CHALLENGE: Copy out everything in the material below, from the line containing "433, 676, 457]" down to the line containing "133, 79, 148]", including both of those lines and changing nothing.

RAW DATA:
===
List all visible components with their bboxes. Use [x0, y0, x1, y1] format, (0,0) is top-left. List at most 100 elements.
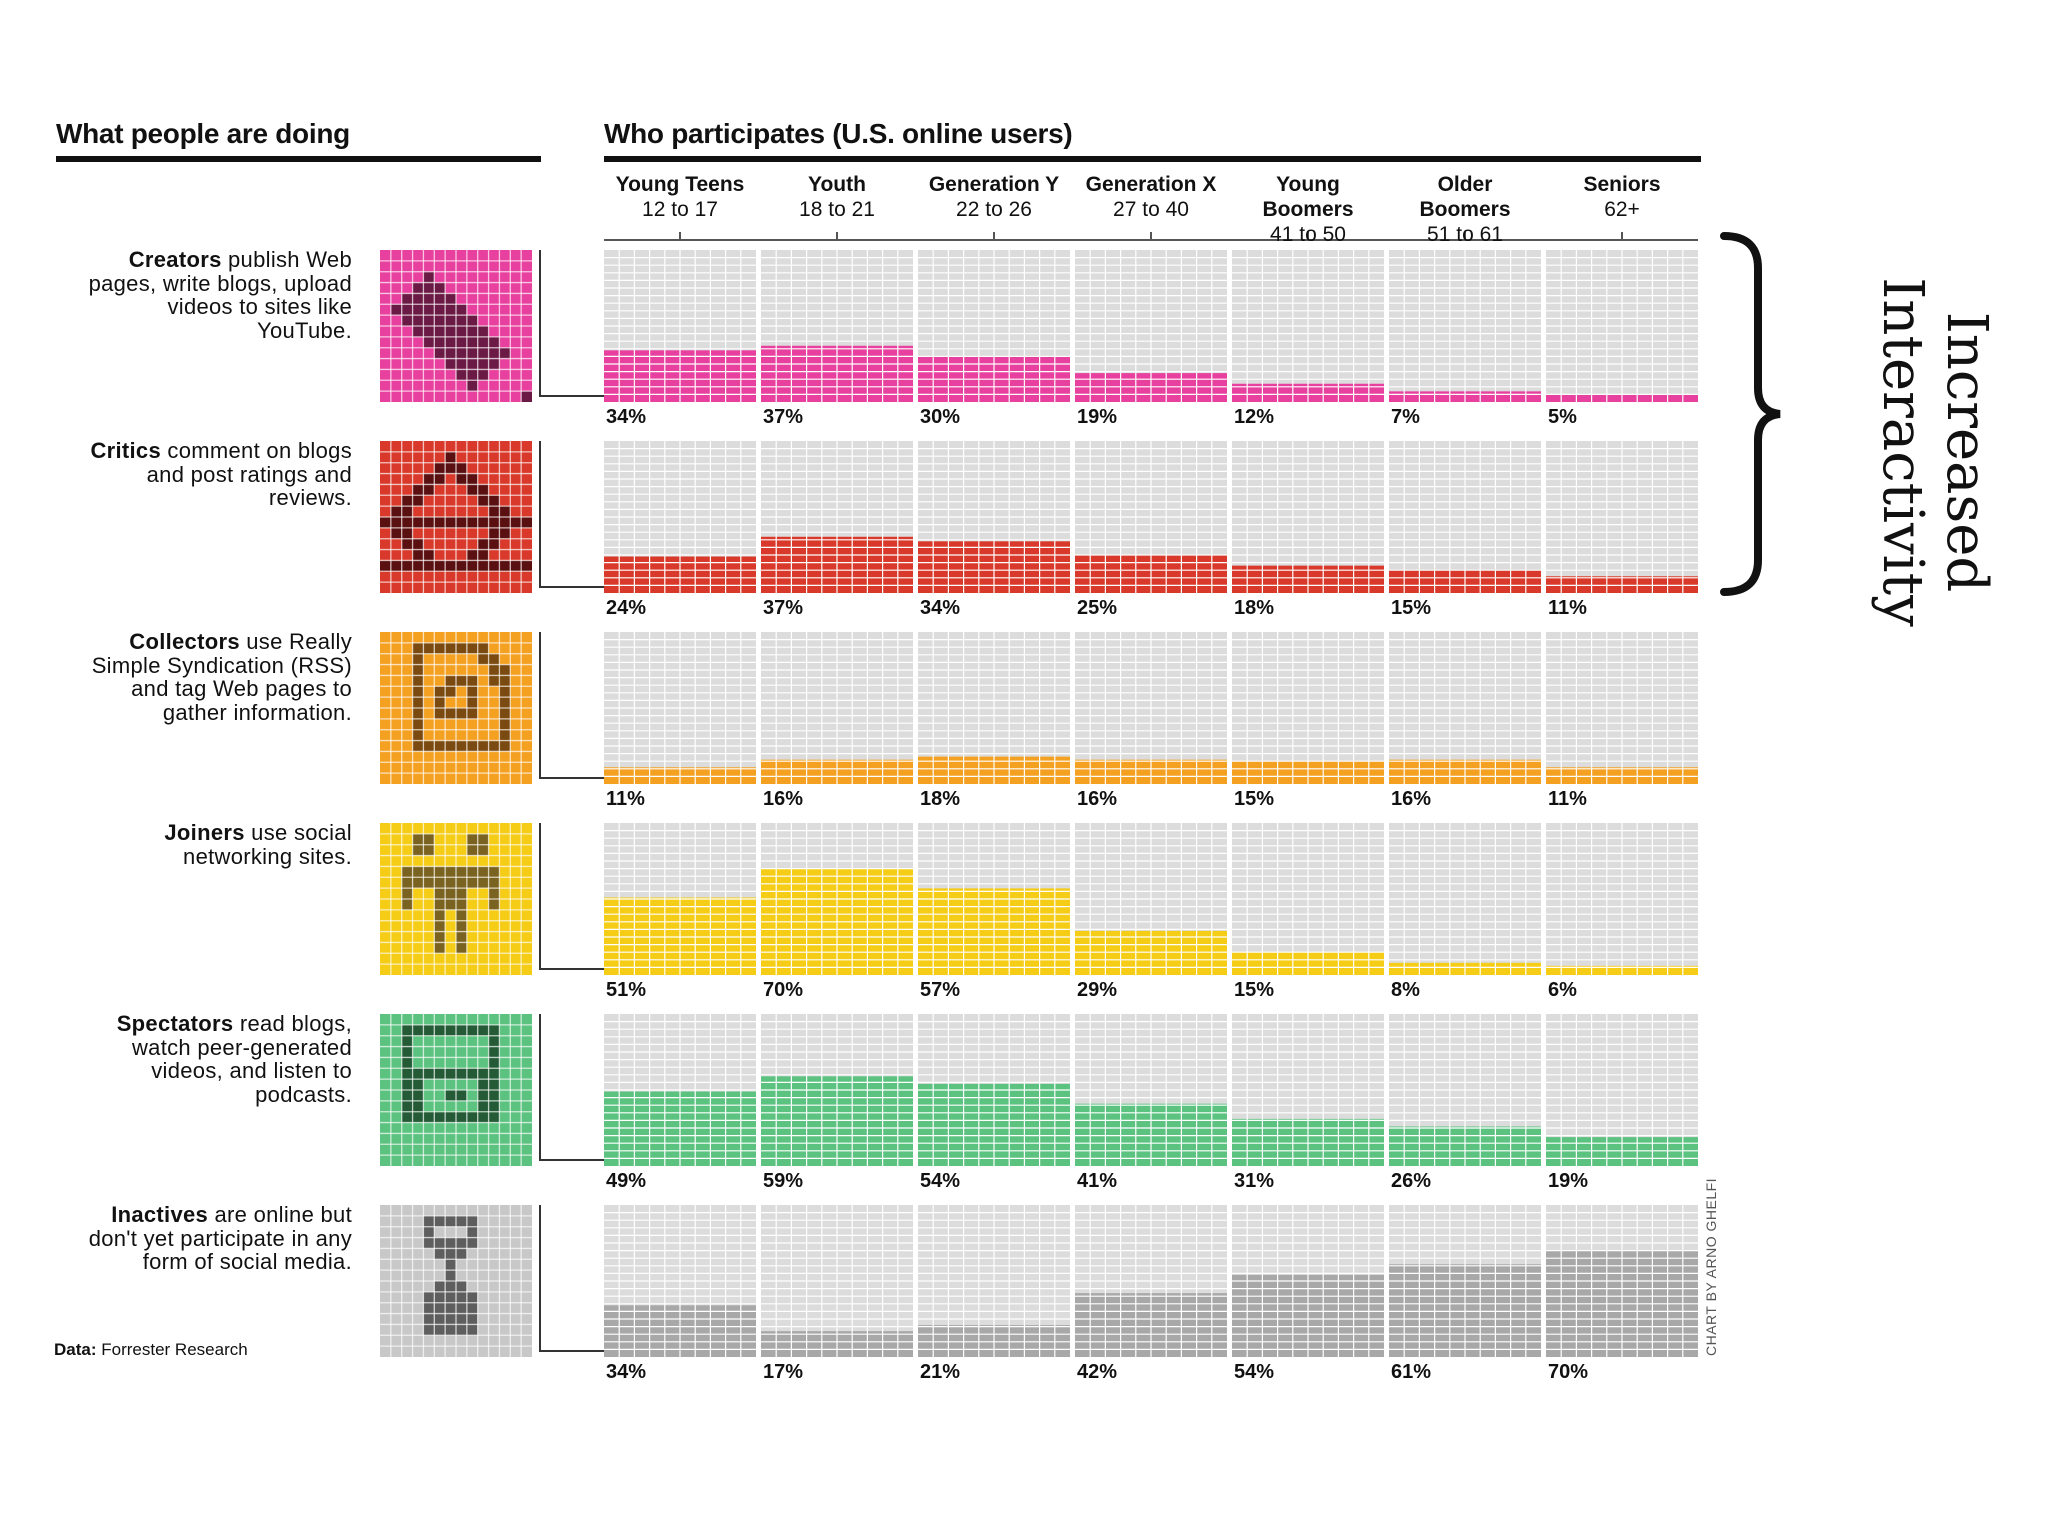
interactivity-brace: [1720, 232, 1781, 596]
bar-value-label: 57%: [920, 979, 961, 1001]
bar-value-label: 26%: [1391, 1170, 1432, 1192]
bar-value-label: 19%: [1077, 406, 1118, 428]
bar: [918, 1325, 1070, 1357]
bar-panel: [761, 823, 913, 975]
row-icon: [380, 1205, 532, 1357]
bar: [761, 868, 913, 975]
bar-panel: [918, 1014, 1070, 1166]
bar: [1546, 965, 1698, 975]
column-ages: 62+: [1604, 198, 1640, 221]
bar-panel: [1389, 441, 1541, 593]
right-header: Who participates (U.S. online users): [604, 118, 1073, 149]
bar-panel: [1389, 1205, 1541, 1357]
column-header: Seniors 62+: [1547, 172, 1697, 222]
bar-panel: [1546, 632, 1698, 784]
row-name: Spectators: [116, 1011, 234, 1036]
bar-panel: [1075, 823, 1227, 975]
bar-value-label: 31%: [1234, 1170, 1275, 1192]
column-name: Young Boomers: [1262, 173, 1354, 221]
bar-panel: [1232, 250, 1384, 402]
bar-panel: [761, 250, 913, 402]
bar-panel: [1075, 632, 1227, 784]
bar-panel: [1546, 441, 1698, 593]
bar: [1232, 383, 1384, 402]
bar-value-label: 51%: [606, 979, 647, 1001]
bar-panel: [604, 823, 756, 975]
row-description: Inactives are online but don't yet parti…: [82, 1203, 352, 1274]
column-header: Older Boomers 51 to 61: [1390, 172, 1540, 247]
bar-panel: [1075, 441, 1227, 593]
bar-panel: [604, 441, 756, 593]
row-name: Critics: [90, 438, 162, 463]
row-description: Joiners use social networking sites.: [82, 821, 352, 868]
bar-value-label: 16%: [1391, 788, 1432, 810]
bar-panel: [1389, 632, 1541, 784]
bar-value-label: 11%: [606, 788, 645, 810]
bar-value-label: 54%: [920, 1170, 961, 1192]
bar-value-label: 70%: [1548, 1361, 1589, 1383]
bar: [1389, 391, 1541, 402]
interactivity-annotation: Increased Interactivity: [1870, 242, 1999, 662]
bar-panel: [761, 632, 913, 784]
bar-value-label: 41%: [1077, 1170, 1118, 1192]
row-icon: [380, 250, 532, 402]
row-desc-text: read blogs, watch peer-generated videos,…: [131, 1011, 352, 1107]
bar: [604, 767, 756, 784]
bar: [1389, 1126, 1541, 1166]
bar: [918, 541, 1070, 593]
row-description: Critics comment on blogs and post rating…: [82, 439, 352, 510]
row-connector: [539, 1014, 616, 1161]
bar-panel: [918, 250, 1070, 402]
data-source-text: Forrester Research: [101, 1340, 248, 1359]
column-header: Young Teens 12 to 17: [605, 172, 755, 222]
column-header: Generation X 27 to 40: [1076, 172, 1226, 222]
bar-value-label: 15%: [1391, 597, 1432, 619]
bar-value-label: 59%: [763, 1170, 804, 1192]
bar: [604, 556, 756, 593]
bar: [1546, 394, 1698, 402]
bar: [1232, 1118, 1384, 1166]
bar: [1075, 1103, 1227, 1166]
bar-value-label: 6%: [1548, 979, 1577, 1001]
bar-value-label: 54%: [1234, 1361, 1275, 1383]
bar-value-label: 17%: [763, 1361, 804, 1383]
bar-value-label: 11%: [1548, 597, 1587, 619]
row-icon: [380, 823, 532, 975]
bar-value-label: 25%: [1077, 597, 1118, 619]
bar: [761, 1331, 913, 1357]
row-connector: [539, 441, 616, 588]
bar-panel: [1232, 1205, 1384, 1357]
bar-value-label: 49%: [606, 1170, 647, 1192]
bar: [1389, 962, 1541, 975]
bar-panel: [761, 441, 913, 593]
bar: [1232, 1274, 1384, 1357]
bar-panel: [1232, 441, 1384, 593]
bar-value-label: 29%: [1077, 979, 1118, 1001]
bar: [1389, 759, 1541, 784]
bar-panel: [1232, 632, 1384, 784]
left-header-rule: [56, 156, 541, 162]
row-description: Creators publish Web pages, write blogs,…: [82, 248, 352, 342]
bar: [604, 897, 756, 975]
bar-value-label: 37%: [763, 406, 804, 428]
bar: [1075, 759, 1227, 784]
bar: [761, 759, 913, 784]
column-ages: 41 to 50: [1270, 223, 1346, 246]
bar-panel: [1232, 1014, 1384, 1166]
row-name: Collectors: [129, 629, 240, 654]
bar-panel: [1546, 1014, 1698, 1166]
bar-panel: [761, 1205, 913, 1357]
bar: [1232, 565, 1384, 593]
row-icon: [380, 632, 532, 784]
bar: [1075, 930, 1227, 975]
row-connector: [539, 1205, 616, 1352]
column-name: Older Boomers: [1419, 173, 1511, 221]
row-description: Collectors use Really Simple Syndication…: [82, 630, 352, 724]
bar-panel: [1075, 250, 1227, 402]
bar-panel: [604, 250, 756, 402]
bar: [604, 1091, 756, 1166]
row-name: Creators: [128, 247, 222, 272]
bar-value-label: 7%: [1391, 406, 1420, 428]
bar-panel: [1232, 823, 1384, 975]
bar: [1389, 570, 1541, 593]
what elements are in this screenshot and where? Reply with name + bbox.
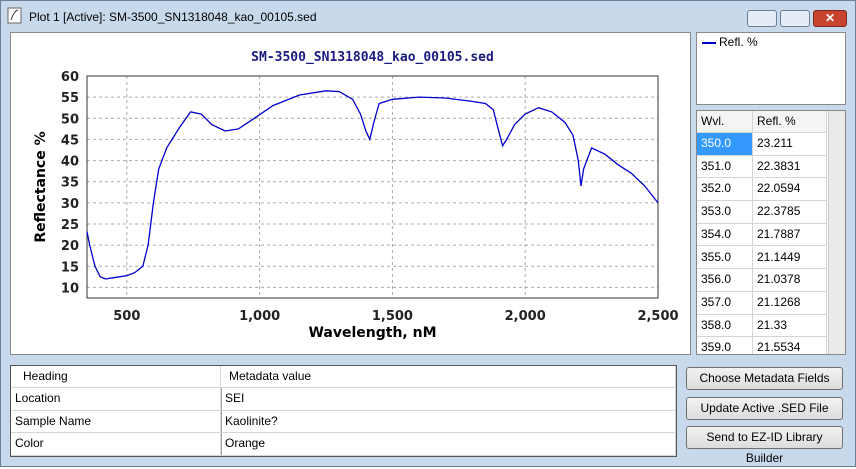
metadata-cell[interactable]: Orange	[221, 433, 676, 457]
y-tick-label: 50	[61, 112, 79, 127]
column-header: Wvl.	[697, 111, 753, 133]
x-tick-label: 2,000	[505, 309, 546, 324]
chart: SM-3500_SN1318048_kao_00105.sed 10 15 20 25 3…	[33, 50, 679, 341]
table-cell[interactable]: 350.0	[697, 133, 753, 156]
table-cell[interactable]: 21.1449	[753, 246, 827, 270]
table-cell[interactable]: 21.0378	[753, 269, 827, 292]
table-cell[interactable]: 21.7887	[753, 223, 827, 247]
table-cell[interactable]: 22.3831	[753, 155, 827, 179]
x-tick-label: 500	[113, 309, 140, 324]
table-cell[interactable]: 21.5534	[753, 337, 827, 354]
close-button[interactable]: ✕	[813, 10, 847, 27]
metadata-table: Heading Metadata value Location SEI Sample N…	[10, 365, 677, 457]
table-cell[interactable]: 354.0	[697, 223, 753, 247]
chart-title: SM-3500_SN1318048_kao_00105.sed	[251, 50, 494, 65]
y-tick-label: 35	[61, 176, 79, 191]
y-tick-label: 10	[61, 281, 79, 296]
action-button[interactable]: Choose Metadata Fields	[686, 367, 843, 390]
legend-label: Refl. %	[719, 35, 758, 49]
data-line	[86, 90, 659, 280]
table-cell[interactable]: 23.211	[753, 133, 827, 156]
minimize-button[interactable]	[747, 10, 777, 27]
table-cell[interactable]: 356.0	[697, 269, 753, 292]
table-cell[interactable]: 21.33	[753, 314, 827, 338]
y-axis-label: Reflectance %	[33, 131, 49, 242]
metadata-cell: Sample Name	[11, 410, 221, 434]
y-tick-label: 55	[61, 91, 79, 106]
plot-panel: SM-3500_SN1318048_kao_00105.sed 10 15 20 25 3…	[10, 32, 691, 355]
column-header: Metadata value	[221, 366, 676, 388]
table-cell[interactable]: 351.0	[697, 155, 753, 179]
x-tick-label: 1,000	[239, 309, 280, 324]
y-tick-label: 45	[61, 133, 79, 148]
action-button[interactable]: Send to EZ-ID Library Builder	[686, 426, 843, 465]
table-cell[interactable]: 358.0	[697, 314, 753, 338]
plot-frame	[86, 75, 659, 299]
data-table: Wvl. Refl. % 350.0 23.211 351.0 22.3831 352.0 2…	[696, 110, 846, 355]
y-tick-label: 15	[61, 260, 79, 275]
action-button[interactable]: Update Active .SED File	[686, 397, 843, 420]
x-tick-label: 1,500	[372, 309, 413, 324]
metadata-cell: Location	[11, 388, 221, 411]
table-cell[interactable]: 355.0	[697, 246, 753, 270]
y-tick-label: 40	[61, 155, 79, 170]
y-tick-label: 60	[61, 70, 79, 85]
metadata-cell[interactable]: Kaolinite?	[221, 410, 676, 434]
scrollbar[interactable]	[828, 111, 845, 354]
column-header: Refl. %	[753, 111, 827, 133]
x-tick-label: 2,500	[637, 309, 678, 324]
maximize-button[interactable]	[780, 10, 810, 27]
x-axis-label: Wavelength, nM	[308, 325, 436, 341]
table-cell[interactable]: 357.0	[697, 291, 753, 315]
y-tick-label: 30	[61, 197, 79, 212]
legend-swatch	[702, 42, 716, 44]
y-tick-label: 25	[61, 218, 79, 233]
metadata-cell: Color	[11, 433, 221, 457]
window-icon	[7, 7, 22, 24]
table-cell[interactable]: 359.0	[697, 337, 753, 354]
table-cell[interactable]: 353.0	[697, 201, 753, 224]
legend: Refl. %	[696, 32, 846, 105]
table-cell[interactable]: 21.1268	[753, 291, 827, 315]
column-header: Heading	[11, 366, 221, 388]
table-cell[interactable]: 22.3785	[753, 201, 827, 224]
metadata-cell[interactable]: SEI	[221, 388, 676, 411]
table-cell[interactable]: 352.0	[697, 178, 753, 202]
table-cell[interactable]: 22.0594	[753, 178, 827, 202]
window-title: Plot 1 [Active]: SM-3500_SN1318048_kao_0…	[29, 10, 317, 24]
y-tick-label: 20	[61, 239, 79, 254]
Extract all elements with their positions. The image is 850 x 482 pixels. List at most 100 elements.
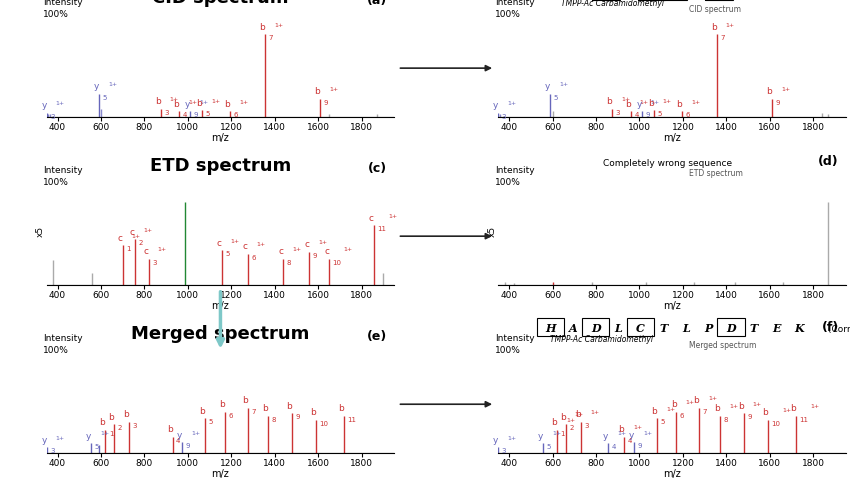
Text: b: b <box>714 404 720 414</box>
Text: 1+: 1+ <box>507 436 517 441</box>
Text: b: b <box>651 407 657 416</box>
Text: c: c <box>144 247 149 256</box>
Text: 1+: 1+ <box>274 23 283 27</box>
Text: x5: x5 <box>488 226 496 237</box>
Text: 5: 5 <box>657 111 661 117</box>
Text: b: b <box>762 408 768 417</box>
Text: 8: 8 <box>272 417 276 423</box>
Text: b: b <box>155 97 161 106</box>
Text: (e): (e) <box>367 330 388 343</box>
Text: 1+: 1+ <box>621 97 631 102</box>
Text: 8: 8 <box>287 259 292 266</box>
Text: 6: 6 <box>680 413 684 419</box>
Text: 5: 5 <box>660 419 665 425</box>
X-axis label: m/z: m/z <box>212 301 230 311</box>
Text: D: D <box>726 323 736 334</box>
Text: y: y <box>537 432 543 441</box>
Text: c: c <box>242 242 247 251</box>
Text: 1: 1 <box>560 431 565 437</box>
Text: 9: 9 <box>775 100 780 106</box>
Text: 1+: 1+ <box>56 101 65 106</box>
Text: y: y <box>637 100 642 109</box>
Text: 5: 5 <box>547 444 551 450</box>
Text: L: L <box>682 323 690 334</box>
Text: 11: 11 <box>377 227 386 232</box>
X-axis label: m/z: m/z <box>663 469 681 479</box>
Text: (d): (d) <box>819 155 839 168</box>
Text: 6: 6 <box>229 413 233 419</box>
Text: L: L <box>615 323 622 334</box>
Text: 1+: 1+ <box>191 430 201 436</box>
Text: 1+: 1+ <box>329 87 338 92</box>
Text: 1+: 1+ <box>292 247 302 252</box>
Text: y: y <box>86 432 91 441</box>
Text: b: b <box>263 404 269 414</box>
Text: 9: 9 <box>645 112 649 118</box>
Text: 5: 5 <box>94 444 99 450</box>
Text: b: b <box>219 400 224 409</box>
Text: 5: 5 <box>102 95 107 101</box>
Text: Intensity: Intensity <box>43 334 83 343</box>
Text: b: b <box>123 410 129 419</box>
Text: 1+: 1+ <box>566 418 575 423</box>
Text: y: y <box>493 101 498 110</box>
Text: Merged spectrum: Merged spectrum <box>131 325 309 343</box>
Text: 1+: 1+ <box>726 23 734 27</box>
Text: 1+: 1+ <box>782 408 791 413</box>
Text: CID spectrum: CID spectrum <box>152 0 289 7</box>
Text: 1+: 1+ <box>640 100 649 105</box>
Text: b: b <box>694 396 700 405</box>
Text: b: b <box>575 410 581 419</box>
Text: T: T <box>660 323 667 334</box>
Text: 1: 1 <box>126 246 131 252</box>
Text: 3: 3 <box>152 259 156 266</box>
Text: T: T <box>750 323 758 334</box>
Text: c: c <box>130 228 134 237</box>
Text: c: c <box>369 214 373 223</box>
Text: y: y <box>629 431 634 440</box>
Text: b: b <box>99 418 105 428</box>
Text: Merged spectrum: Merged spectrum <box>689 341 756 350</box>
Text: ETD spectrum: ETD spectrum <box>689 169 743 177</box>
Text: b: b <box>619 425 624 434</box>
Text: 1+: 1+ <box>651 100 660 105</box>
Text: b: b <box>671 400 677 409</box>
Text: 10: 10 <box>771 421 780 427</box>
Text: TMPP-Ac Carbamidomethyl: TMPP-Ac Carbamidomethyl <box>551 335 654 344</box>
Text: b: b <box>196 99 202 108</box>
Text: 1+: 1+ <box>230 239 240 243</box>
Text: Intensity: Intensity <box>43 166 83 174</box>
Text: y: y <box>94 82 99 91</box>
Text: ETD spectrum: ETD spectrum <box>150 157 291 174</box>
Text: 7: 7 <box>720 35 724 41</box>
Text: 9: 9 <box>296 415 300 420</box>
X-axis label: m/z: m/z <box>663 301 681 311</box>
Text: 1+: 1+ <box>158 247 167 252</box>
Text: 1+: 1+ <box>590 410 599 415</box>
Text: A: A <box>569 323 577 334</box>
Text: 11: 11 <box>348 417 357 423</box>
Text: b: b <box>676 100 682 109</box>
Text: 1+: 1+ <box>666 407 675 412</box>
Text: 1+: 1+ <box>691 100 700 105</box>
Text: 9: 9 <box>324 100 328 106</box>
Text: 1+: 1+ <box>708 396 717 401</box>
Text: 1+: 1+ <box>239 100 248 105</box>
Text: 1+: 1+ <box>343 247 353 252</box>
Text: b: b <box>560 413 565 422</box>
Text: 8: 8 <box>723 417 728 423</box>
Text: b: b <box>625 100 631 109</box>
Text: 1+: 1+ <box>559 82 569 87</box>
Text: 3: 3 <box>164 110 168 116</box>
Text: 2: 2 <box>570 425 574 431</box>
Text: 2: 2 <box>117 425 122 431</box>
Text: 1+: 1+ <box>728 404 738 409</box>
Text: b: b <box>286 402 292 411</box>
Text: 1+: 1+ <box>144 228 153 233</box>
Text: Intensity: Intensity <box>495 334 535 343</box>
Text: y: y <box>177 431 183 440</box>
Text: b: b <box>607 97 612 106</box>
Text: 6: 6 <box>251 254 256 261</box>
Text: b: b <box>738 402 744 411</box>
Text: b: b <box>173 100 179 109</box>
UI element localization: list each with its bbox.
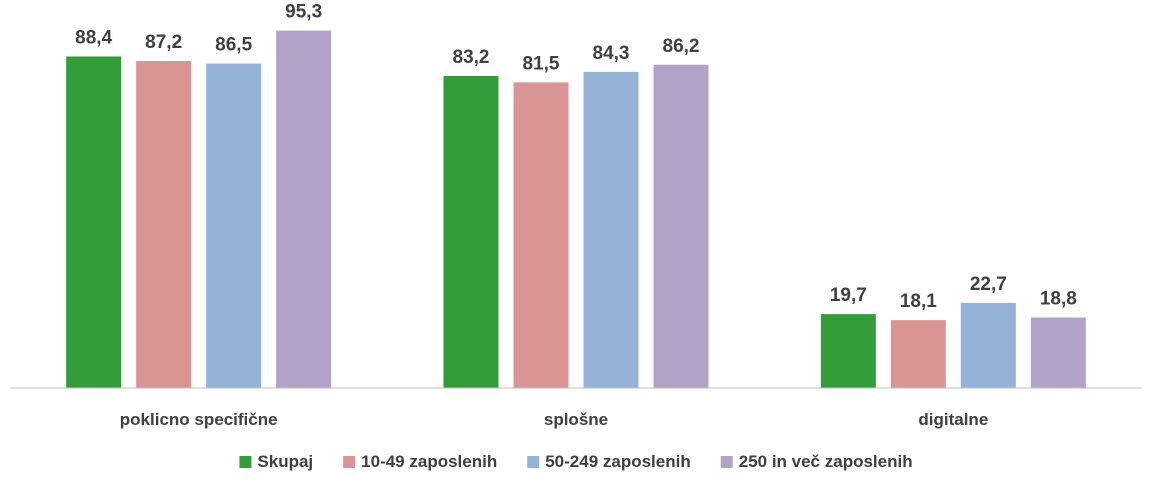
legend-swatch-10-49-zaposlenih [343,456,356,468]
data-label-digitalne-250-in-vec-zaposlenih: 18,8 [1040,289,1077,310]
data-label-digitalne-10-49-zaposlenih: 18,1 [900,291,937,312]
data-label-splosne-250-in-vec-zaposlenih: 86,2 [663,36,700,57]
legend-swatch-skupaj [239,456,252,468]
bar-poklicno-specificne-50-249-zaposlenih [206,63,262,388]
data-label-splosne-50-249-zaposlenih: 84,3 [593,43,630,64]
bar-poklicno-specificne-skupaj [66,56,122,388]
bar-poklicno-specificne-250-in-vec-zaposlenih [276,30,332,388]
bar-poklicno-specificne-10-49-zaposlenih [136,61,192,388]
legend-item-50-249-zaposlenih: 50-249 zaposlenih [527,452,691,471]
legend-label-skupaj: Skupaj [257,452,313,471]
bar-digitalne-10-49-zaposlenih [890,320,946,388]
===
FINAL ANSWER:
metadata-cell[interactable]: Orange	[221, 433, 676, 457]
y-tick-label: 50	[61, 112, 79, 127]
column-header: Wvl.	[697, 111, 753, 133]
x-tick-label: 2,000	[505, 309, 546, 324]
chart: SM-3500_SN1318048_kao_00105.sed 10 15 20 25 3…	[33, 50, 679, 341]
table-cell[interactable]: 350.0	[697, 133, 753, 156]
table-cell[interactable]: 21.1449	[753, 246, 827, 270]
table-cell[interactable]: 21.0378	[753, 269, 827, 292]
table-cell[interactable]: 21.7887	[753, 223, 827, 247]
table-cell[interactable]: 22.3831	[753, 155, 827, 179]
x-tick-label: 500	[113, 309, 140, 324]
table-cell[interactable]: 21.5534	[753, 337, 827, 354]
close-button[interactable]: ✕	[813, 10, 847, 27]
metadata-table: Heading Metadata value Location SEI Sample N…	[10, 365, 677, 457]
table-cell[interactable]: 354.0	[697, 223, 753, 247]
chart-title: SM-3500_SN1318048_kao_00105.sed	[251, 50, 494, 65]
y-tick-label: 35	[61, 176, 79, 191]
y-tick-label: 10	[61, 281, 79, 296]
action-button[interactable]: Choose Metadata Fields	[686, 367, 843, 390]
legend-label: Refl. %	[719, 35, 758, 49]
data-line	[86, 90, 659, 280]
table-cell[interactable]: 23.211	[753, 133, 827, 156]
minimize-button[interactable]	[747, 10, 777, 27]
table-cell[interactable]: 356.0	[697, 269, 753, 292]
table-cell[interactable]: 21.33	[753, 314, 827, 338]
y-axis-label: Reflectance %	[33, 131, 49, 242]
metadata-cell: Sample Name	[11, 410, 221, 434]
y-tick-label: 55	[61, 91, 79, 106]
plot-panel: SM-3500_SN1318048_kao_00105.sed 10 15 20 25 3…	[10, 32, 691, 355]
column-header: Metadata value	[221, 366, 676, 388]
table-cell[interactable]: 351.0	[697, 155, 753, 179]
x-tick-label: 1,000	[239, 309, 280, 324]
y-tick-label: 45	[61, 133, 79, 148]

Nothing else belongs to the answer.